* WRITTEN REQUEST: Repeat, exactly and completely, the material that follows. Omit the pictures.

[Excerpts from a figure dataset]
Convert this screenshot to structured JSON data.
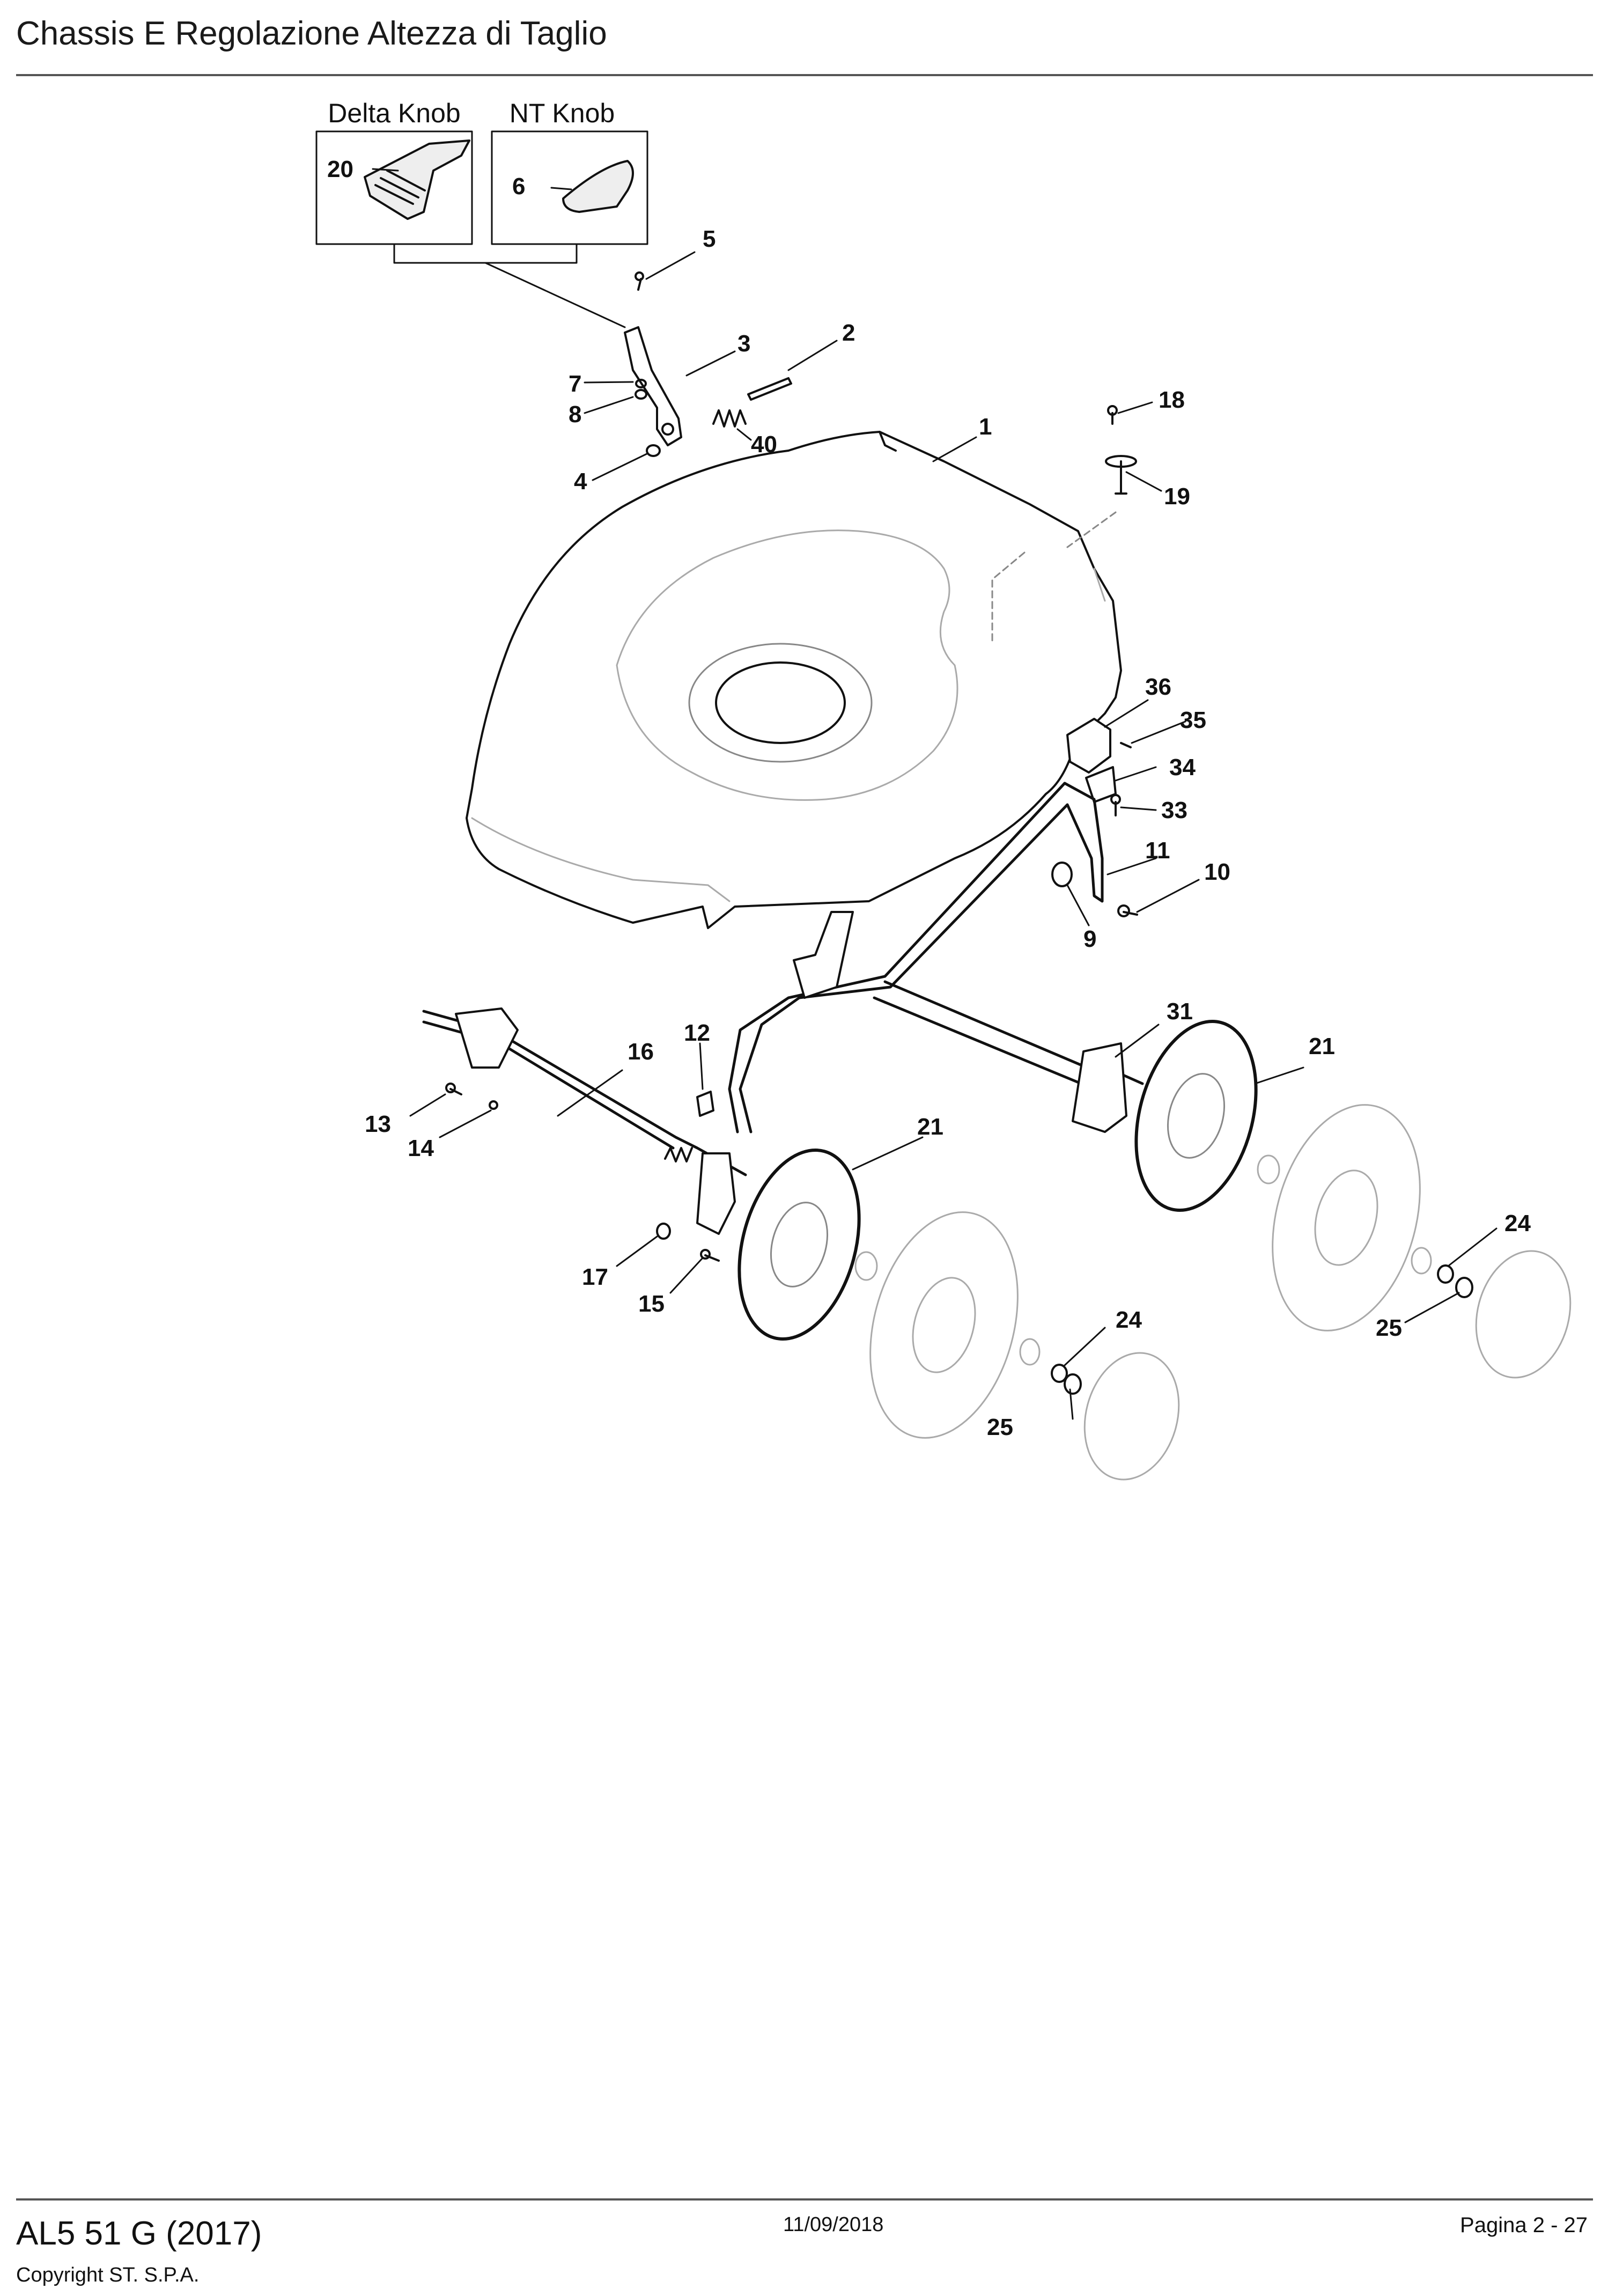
{
  "header": {
    "title": "Chassis E Regolazione Altezza di Taglio"
  },
  "variants": [
    {
      "title": "Delta Knob",
      "callout": "20"
    },
    {
      "title": "NT Knob",
      "callout": "6"
    }
  ],
  "callouts": {
    "c1": "1",
    "c2": "2",
    "c3": "3",
    "c4": "4",
    "c5": "5",
    "c7": "7",
    "c8": "8",
    "c9": "9",
    "c10": "10",
    "c11": "11",
    "c12": "12",
    "c13": "13",
    "c14": "14",
    "c15": "15",
    "c16": "16",
    "c17": "17",
    "c18": "18",
    "c19": "19",
    "c21a": "21",
    "c21b": "21",
    "c24a": "24",
    "c24b": "24",
    "c25a": "25",
    "c25b": "25",
    "c31": "31",
    "c33": "33",
    "c34": "34",
    "c35": "35",
    "c36": "36",
    "c40": "40"
  },
  "footer": {
    "model": "AL5 51 G (2017)",
    "copyright": "Copyright ST. S.P.A.",
    "date": "11/09/2018",
    "page": "Pagina 2 - 27"
  }
}
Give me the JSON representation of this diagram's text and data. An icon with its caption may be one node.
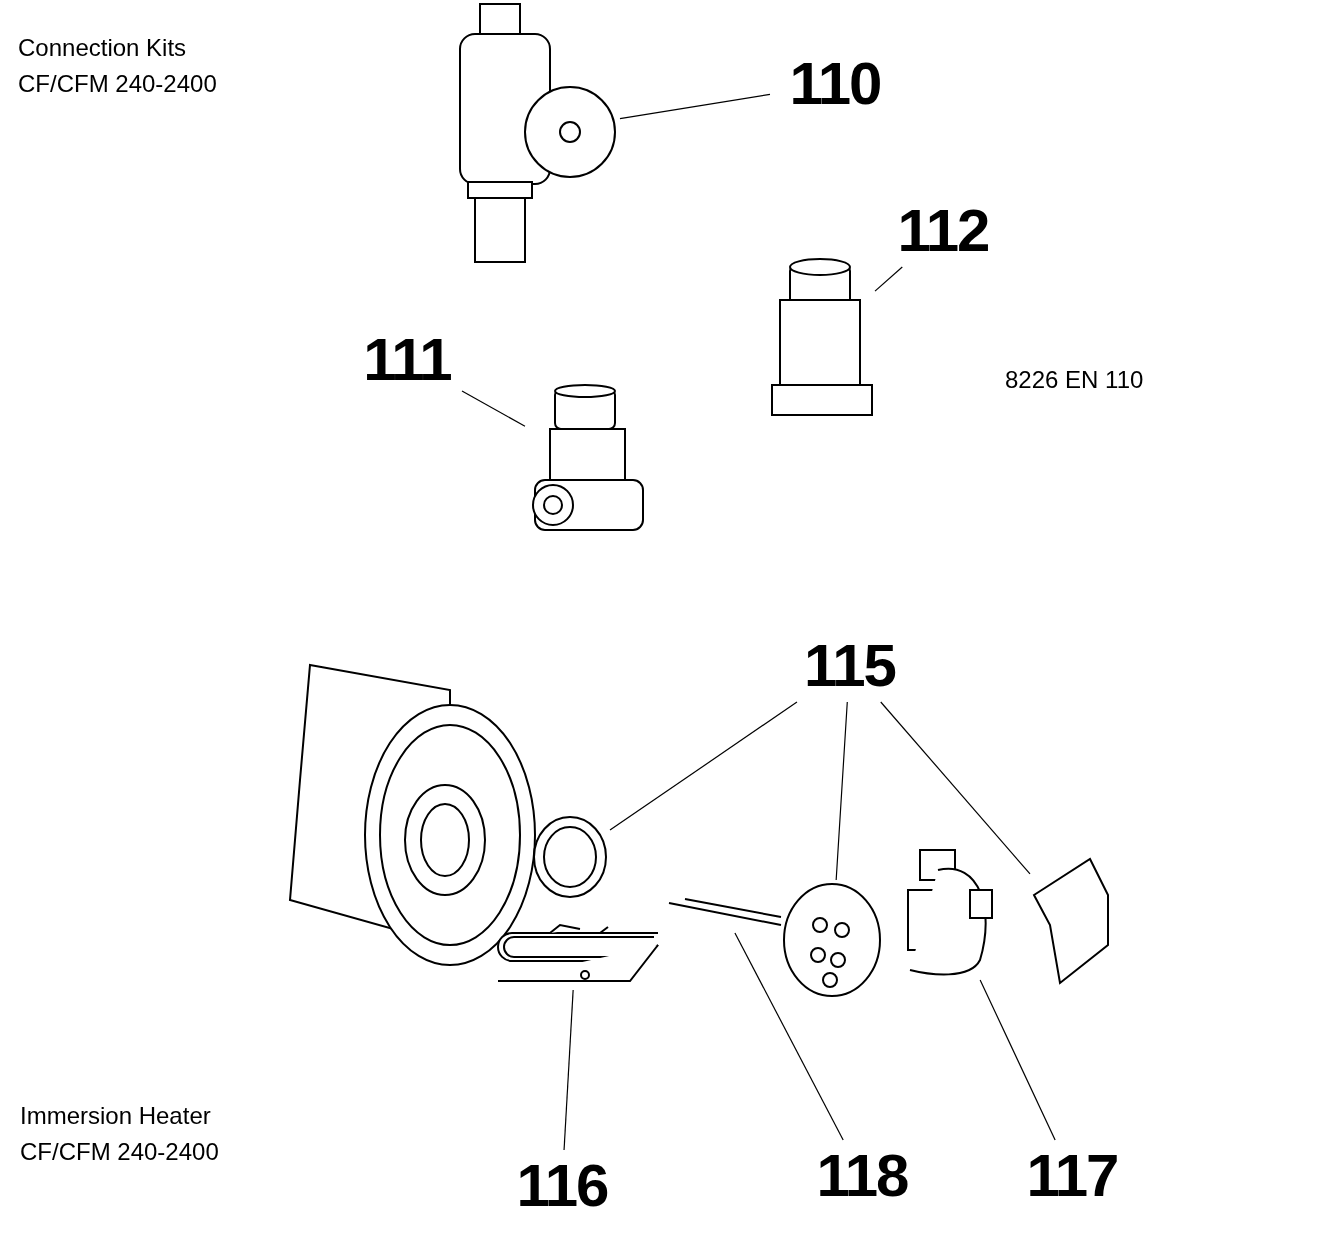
{
  "diagram": {
    "nodes": [
      {
        "text": [
          "110"
        ]
      },
      {
        "text": [],
        "shape": "picture"
      },
      {
        "text": [
          "112"
        ]
      },
      {
        "text": [],
        "shape": "picture"
      },
      {
        "text": [
          "111"
        ]
      },
      {
        "text": [],
        "shape": "picture"
      },
      {
        "text": [
          "115"
        ]
      },
      {
        "text": [],
        "shape": "picture"
      },
      {
        "text": [],
        "shape": "picture"
      },
      {
        "text": [],
        "shape": "picture"
      },
      {
        "text": [
          "116"
        ]
      },
      {
        "text": [],
        "shape": "picture"
      },
      {
        "text": [
          "118"
        ]
      },
      {
        "text": [],
        "shape": "picture"
      },
      {
        "text": [
          "117"
        ]
      },
      {
        "text": [],
        "shape": "picture"
      }
    ],
    "edges": [
      {
        "from": 0,
        "to": 1,
        "arrow": "none"
      },
      {
        "from": 2,
        "to": 3,
        "arrow": "none"
      },
      {
        "from": 4,
        "to": 5,
        "arrow": "none"
      },
      {
        "from": 6,
        "to": 7,
        "arrow": "none"
      },
      {
        "from": 6,
        "to": 8,
        "arrow": "none"
      },
      {
        "from": 6,
        "to": 9,
        "arrow": "none"
      },
      {
        "from": 10,
        "to": 11,
        "arrow": "none"
      },
      {
        "from": 12,
        "to": 13,
        "arrow": "none"
      },
      {
        "from": 14,
        "to": 15,
        "arrow": "none"
      }
    ],
    "labels": [
      "Connection Kits CF/CFM 240-2400",
      "8226 EN 110",
      "Immersion Heater CF/CFM 240-2400"
    ]
  }
}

* TASK ANSWER:
Convert this screenshot to structured JSON data.
{
  "header": {
    "title": "Chassis E Regolazione Altezza di Taglio"
  },
  "variants": [
    {
      "title": "Delta Knob",
      "callout": "20"
    },
    {
      "title": "NT Knob",
      "callout": "6"
    }
  ],
  "callouts": {
    "c1": "1",
    "c2": "2",
    "c3": "3",
    "c4": "4",
    "c5": "5",
    "c7": "7",
    "c8": "8",
    "c9": "9",
    "c10": "10",
    "c11": "11",
    "c12": "12",
    "c13": "13",
    "c14": "14",
    "c15": "15",
    "c16": "16",
    "c17": "17",
    "c18": "18",
    "c19": "19",
    "c21a": "21",
    "c21b": "21",
    "c24a": "24",
    "c24b": "24",
    "c25a": "25",
    "c25b": "25",
    "c31": "31",
    "c33": "33",
    "c34": "34",
    "c35": "35",
    "c36": "36",
    "c40": "40"
  },
  "footer": {
    "model": "AL5 51 G (2017)",
    "copyright": "Copyright ST. S.P.A.",
    "date": "11/09/2018",
    "page": "Pagina 2 - 27"
  }
}
Give me the JSON representation of this diagram's text and data. An icon with its caption may be one node.
{
  "diagram": {
    "nodes": [
      {
        "text": [
          "110"
        ]
      },
      {
        "text": [],
        "shape": "picture"
      },
      {
        "text": [
          "112"
        ]
      },
      {
        "text": [],
        "shape": "picture"
      },
      {
        "text": [
          "111"
        ]
      },
      {
        "text": [],
        "shape": "picture"
      },
      {
        "text": [
          "115"
        ]
      },
      {
        "text": [],
        "shape": "picture"
      },
      {
        "text": [],
        "shape": "picture"
      },
      {
        "text": [],
        "shape": "picture"
      },
      {
        "text": [
          "116"
        ]
      },
      {
        "text": [],
        "shape": "picture"
      },
      {
        "text": [
          "118"
        ]
      },
      {
        "text": [],
        "shape": "picture"
      },
      {
        "text": [
          "117"
        ]
      },
      {
        "text": [],
        "shape": "picture"
      }
    ],
    "edges": [
      {
        "from": 0,
        "to": 1,
        "arrow": "none"
      },
      {
        "from": 2,
        "to": 3,
        "arrow": "none"
      },
      {
        "from": 4,
        "to": 5,
        "arrow": "none"
      },
      {
        "from": 6,
        "to": 7,
        "arrow": "none"
      },
      {
        "from": 6,
        "to": 8,
        "arrow": "none"
      },
      {
        "from": 6,
        "to": 9,
        "arrow": "none"
      },
      {
        "from": 10,
        "to": 11,
        "arrow": "none"
      },
      {
        "from": 12,
        "to": 13,
        "arrow": "none"
      },
      {
        "from": 14,
        "to": 15,
        "arrow": "none"
      }
    ],
    "labels": [
      "Connection Kits CF/CFM 240-2400",
      "8226 EN 110",
      "Immersion Heater CF/CFM 240-2400"
    ]
  }
}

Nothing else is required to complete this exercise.